### Problem requirements
Write out each record again exactly as it stands.
-------- Data extract
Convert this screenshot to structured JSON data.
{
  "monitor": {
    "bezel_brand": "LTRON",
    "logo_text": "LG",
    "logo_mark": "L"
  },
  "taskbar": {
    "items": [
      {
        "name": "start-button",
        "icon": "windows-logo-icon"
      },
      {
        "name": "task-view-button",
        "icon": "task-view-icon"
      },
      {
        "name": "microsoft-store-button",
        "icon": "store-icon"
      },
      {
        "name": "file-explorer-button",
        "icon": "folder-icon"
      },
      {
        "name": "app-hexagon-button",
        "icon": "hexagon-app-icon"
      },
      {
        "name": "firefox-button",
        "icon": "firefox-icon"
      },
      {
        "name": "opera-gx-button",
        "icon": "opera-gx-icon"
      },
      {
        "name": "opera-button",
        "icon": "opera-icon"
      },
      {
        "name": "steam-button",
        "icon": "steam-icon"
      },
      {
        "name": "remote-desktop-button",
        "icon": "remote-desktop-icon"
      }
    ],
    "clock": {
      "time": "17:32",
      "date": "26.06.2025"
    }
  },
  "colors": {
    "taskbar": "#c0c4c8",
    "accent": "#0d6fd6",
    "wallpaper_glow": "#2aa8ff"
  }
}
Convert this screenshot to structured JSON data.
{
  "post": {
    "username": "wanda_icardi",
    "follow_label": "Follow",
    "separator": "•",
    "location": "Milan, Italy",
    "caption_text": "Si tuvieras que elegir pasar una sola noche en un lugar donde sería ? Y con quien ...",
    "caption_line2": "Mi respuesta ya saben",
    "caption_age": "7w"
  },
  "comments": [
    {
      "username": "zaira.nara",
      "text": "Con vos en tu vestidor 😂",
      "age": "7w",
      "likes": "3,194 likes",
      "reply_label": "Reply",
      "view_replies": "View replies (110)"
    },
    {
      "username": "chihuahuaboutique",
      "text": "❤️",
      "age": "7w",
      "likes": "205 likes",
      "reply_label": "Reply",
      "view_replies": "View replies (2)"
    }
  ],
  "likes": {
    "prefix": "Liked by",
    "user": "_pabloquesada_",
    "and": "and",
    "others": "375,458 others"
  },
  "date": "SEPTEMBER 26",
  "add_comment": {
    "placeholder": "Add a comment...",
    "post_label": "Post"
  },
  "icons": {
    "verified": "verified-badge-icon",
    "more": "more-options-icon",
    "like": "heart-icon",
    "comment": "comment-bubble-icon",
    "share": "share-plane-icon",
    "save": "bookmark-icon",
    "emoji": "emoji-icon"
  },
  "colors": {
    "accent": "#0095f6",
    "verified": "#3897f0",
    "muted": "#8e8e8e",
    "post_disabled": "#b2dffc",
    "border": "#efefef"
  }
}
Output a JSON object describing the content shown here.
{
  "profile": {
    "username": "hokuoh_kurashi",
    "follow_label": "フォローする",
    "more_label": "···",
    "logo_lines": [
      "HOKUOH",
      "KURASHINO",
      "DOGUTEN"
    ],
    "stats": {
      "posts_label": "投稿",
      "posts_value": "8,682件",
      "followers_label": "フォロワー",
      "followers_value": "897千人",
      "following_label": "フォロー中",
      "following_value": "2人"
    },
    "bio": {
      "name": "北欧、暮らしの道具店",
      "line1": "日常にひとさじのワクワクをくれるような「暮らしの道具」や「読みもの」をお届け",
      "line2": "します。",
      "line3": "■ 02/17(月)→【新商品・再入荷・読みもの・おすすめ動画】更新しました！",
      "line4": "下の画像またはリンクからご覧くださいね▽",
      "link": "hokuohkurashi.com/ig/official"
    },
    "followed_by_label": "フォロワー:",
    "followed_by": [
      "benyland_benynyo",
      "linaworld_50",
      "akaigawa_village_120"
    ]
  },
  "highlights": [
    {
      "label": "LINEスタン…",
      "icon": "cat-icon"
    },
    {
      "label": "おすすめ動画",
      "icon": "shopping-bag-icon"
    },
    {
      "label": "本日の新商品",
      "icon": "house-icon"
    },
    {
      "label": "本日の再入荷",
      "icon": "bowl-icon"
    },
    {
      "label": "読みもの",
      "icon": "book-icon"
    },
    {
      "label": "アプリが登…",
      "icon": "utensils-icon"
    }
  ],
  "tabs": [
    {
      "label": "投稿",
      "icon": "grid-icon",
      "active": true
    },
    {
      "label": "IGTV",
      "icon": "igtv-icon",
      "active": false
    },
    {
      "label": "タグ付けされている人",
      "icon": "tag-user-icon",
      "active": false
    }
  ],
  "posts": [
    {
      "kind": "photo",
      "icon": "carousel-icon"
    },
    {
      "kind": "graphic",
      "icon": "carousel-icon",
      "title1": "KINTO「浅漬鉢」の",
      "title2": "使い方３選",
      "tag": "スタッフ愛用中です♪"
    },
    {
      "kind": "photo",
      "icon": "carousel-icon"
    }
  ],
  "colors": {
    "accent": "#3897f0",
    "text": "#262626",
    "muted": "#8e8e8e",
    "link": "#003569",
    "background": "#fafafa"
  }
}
----------------
### Solution
Convert this screenshot to structured JSON data.
{
  "monitor": {
    "bezel_brand": "LTRON",
    "logo_text": "LG",
    "logo_mark": "L"
  },
  "taskbar": {
    "items": [
      {
        "name": "start-button",
        "icon": "windows-logo-icon"
      },
      {
        "name": "task-view-button",
        "icon": "task-view-icon"
      },
      {
        "name": "microsoft-store-button",
        "icon": "store-icon"
      },
      {
        "name": "file-explorer-button",
        "icon": "folder-icon"
      },
      {
        "name": "app-hexagon-button",
        "icon": "hexagon-app-icon"
      },
      {
        "name": "firefox-button",
        "icon": "firefox-icon"
      },
      {
        "name": "opera-gx-button",
        "icon": "opera-gx-icon"
      },
      {
        "name": "opera-button",
        "icon": "opera-icon"
      },
      {
        "name": "steam-button",
        "icon": "steam-icon"
      },
      {
        "name": "remote-desktop-button",
        "icon": "remote-desktop-icon"
      }
    ],
    "clock": {
      "time": "17:32",
      "date": "26.06.2025"
    }
  },
  "colors": {
    "taskbar": "#c0c4c8",
    "accent": "#0d6fd6",
    "wallpaper_glow": "#2aa8ff"
  }
}
Convert this screenshot to structured JSON data.
{
  "post": {
    "username": "wanda_icardi",
    "follow_label": "Follow",
    "separator": "•",
    "location": "Milan, Italy",
    "caption_text": "Si tuvieras que elegir pasar una sola noche en un lugar donde sería ? Y con quien ...",
    "caption_line2": "Mi respuesta ya saben",
    "caption_age": "7w"
  },
  "comments": [
    {
      "username": "zaira.nara",
      "text": "Con vos en tu vestidor 😂",
      "age": "7w",
      "likes": "3,194 likes",
      "reply_label": "Reply",
      "view_replies": "View replies (110)"
    },
    {
      "username": "chihuahuaboutique",
      "text": "❤️",
      "age": "7w",
      "likes": "205 likes",
      "reply_label": "Reply",
      "view_replies": "View replies (2)"
    }
  ],
  "likes": {
    "prefix": "Liked by",
    "user": "_pabloquesada_",
    "and": "and",
    "others": "375,458 others"
  },
  "date": "SEPTEMBER 26",
  "add_comment": {
    "placeholder": "Add a comment...",
    "post_label": "Post"
  },
  "icons": {
    "verified": "verified-badge-icon",
    "more": "more-options-icon",
    "like": "heart-icon",
    "comment": "comment-bubble-icon",
    "share": "share-plane-icon",
    "save": "bookmark-icon",
    "emoji": "emoji-icon"
  },
  "colors": {
    "accent": "#0095f6",
    "verified": "#3897f0",
    "muted": "#8e8e8e",
    "post_disabled": "#b2dffc",
    "border": "#efefef"
  }
}
Output a JSON object describing the content shown here.
{
  "profile": {
    "username": "hokuoh_kurashi",
    "follow_label": "フォローする",
    "more_label": "···",
    "logo_lines": [
      "HOKUOH",
      "KURASHINO",
      "DOGUTEN"
    ],
    "stats": {
      "posts_label": "投稿",
      "posts_value": "8,682件",
      "followers_label": "フォロワー",
      "followers_value": "897千人",
      "following_label": "フォロー中",
      "following_value": "2人"
    },
    "bio": {
      "name": "北欧、暮らしの道具店",
      "line1": "日常にひとさじのワクワクをくれるような「暮らしの道具」や「読みもの」をお届け",
      "line2": "します。",
      "line3": "■ 02/17(月)→【新商品・再入荷・読みもの・おすすめ動画】更新しました！",
      "line4": "下の画像またはリンクからご覧くださいね▽",
      "link": "hokuohkurashi.com/ig/official"
    },
    "followed_by_label": "フォロワー:",
    "followed_by": [
      "benyland_benynyo",
      "linaworld_50",
      "akaigawa_village_120"
    ]
  },
  "highlights": [
    {
      "label": "LINEスタン…",
      "icon": "cat-icon"
    },
    {
      "label": "おすすめ動画",
      "icon": "shopping-bag-icon"
    },
    {
      "label": "本日の新商品",
      "icon": "house-icon"
    },
    {
      "label": "本日の再入荷",
      "icon": "bowl-icon"
    },
    {
      "label": "読みもの",
      "icon": "book-icon"
    },
    {
      "label": "アプリが登…",
      "icon": "utensils-icon"
    }
  ],
  "tabs": [
    {
      "label": "投稿",
      "icon": "grid-icon",
      "active": true
    },
    {
      "label": "IGTV",
      "icon": "igtv-icon",
      "active": false
    },
    {
      "label": "タグ付けされている人",
      "icon": "tag-user-icon",
      "active": false
    }
  ],
  "posts": [
    {
      "kind": "photo",
      "icon": "carousel-icon"
    },
    {
      "kind": "graphic",
      "icon": "carousel-icon",
      "title1": "KINTO「浅漬鉢」の",
      "title2": "使い方３選",
      "tag": "スタッフ愛用中です♪"
    },
    {
      "kind": "photo",
      "icon": "carousel-icon"
    }
  ],
  "colors": {
    "accent": "#3897f0",
    "text": "#262626",
    "muted": "#8e8e8e",
    "link": "#003569",
    "background": "#fafafa"
  }
}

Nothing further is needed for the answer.